> **WORKING DATA**
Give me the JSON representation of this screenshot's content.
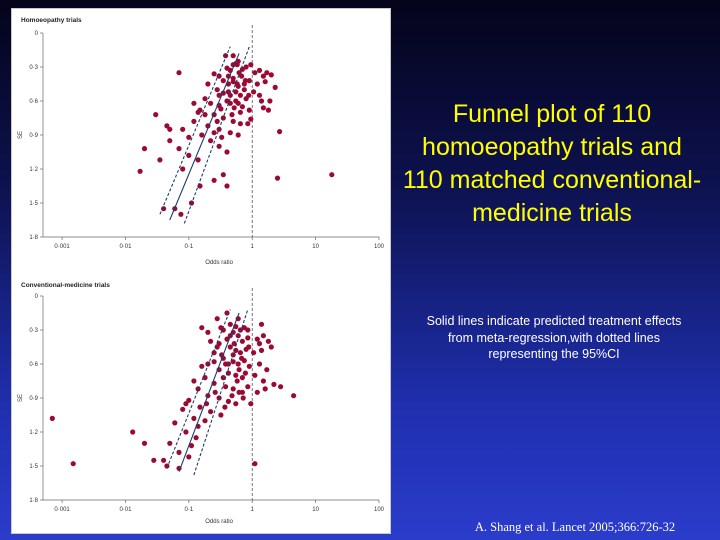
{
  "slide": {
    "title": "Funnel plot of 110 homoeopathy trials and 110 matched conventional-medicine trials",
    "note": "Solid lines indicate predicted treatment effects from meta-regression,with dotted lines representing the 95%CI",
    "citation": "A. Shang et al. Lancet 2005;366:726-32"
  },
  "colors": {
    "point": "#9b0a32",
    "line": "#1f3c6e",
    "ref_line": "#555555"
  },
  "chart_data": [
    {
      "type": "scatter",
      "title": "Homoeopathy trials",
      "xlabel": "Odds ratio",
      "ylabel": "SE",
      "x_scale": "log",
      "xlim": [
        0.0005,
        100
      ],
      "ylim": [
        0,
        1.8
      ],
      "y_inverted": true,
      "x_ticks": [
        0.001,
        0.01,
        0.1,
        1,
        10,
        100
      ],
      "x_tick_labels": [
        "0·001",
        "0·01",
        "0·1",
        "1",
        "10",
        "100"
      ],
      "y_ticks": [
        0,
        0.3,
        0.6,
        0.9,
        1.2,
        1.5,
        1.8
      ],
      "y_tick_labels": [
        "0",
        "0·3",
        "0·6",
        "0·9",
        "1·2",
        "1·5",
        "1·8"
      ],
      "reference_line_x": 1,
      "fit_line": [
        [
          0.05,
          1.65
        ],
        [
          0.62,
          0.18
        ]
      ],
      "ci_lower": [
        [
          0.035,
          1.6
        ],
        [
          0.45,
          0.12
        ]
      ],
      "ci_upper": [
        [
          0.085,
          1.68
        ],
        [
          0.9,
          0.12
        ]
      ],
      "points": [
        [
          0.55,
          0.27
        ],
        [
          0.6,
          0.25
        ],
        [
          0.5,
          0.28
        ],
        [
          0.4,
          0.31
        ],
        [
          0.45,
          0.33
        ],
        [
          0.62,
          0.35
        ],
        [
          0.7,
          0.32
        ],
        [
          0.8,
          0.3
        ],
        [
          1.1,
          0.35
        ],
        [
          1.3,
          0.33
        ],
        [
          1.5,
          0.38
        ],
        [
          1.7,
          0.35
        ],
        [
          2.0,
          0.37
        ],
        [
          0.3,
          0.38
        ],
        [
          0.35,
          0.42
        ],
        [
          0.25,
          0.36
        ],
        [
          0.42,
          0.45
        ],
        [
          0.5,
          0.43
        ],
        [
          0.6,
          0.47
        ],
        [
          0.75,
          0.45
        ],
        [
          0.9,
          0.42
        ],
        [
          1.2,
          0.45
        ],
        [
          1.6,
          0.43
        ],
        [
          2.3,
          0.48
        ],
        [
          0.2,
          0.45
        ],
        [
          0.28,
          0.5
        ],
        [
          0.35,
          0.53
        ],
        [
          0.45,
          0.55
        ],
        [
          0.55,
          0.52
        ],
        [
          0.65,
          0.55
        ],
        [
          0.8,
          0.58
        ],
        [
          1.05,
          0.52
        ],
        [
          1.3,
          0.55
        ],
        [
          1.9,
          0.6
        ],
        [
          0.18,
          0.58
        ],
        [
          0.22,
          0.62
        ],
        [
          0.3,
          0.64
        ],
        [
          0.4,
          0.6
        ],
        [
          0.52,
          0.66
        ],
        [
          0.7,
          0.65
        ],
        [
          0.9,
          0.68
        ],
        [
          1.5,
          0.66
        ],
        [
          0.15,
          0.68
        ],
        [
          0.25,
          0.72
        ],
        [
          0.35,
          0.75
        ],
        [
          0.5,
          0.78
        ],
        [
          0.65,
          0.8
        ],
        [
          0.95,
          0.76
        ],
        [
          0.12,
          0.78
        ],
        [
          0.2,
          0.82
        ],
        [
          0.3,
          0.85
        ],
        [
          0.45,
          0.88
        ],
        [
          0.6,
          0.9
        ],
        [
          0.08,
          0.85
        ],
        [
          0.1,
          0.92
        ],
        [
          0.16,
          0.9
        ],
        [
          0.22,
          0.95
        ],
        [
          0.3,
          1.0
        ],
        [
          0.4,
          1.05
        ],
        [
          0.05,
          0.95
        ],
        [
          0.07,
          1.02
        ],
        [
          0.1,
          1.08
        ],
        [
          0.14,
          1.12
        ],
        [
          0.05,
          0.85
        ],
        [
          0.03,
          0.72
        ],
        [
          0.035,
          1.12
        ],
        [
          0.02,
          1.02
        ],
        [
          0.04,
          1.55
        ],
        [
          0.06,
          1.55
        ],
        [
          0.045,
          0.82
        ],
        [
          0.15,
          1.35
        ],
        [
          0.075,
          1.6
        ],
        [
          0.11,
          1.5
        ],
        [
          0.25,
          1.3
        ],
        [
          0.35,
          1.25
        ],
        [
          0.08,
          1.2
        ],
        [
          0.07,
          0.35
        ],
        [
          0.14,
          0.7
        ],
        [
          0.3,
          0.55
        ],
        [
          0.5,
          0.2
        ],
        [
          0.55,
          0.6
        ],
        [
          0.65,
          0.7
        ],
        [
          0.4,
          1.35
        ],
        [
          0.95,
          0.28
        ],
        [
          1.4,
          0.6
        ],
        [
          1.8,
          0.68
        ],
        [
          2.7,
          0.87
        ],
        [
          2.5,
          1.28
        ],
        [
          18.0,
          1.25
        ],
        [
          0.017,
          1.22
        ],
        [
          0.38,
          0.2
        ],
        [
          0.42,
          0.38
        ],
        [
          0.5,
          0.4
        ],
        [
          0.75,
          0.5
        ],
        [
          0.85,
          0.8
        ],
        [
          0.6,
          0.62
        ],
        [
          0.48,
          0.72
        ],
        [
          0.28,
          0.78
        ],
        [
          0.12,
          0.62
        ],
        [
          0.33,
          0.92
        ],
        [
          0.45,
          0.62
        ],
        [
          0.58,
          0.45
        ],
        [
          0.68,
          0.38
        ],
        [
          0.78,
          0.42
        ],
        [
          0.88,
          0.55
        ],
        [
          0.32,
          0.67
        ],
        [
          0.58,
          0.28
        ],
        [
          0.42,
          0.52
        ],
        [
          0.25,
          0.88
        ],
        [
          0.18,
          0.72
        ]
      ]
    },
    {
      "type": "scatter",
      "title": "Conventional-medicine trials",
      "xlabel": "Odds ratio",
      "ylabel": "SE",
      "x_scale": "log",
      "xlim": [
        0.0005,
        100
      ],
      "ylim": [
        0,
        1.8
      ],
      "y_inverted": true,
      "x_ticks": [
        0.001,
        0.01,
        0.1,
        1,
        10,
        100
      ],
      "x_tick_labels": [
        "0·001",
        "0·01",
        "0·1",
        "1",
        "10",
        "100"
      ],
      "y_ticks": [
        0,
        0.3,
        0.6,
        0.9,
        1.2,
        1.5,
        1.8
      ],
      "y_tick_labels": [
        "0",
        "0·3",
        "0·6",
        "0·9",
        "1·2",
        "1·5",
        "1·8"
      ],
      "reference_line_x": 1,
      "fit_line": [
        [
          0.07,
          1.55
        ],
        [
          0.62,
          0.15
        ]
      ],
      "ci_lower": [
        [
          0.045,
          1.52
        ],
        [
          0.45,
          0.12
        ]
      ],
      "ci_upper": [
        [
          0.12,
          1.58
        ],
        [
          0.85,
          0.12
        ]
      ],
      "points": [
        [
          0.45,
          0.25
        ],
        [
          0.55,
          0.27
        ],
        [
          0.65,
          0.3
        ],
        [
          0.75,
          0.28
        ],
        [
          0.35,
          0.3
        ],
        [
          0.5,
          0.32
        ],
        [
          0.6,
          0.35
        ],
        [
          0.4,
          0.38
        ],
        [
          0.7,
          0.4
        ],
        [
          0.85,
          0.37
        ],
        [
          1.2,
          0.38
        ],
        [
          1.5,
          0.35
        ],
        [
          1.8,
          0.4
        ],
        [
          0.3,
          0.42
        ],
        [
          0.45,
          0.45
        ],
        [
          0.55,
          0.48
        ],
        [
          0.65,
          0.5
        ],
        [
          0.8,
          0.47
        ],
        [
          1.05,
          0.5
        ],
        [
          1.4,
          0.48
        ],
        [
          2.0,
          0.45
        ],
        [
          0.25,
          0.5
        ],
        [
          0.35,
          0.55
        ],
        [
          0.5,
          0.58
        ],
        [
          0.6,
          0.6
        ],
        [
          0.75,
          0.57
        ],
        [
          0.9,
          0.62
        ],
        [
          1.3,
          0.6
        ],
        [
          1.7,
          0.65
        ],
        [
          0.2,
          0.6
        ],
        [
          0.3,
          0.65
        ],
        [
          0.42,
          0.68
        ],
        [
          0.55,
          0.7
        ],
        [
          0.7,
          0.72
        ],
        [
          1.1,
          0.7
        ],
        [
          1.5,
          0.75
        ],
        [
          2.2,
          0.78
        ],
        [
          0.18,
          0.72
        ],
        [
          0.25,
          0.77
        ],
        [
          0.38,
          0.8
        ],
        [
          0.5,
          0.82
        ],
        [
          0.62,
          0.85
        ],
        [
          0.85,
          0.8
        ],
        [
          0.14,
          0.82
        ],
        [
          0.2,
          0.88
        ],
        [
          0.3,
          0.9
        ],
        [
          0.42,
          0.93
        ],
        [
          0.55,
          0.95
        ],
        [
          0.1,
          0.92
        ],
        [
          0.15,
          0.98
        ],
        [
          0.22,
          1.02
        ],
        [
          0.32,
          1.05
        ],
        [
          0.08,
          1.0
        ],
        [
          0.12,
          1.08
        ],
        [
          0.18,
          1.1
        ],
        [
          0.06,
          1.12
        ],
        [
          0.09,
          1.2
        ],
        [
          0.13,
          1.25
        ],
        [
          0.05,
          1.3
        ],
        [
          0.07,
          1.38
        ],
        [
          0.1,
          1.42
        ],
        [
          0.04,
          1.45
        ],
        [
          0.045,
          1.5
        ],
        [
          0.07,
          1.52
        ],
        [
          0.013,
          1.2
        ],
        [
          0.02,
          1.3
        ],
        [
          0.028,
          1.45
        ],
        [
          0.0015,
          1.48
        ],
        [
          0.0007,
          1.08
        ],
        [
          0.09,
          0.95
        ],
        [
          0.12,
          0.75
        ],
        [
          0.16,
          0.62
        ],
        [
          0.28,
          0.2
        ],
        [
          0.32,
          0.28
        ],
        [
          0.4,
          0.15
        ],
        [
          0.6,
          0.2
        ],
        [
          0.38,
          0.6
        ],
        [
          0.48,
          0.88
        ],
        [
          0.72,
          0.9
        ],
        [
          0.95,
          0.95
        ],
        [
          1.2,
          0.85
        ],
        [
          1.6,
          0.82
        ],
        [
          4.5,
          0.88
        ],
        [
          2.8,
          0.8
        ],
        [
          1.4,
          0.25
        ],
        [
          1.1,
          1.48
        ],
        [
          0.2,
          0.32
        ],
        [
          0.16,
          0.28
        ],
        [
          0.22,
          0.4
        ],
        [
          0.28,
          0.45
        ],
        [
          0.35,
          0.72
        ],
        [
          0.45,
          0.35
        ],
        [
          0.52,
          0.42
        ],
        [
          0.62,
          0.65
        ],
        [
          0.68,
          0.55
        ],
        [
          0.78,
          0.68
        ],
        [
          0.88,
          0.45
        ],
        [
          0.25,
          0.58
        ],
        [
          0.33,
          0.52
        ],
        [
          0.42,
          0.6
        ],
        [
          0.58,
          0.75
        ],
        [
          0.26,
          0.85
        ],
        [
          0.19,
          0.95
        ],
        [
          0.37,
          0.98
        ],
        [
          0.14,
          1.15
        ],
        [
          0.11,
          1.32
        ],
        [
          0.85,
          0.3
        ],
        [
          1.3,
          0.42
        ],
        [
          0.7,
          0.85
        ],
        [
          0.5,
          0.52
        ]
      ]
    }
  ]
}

> **THE EXERCISE**
Determine how many lines of the entries above carry the string "trials", and give that number alone.

> **CORRECT RESULT**
3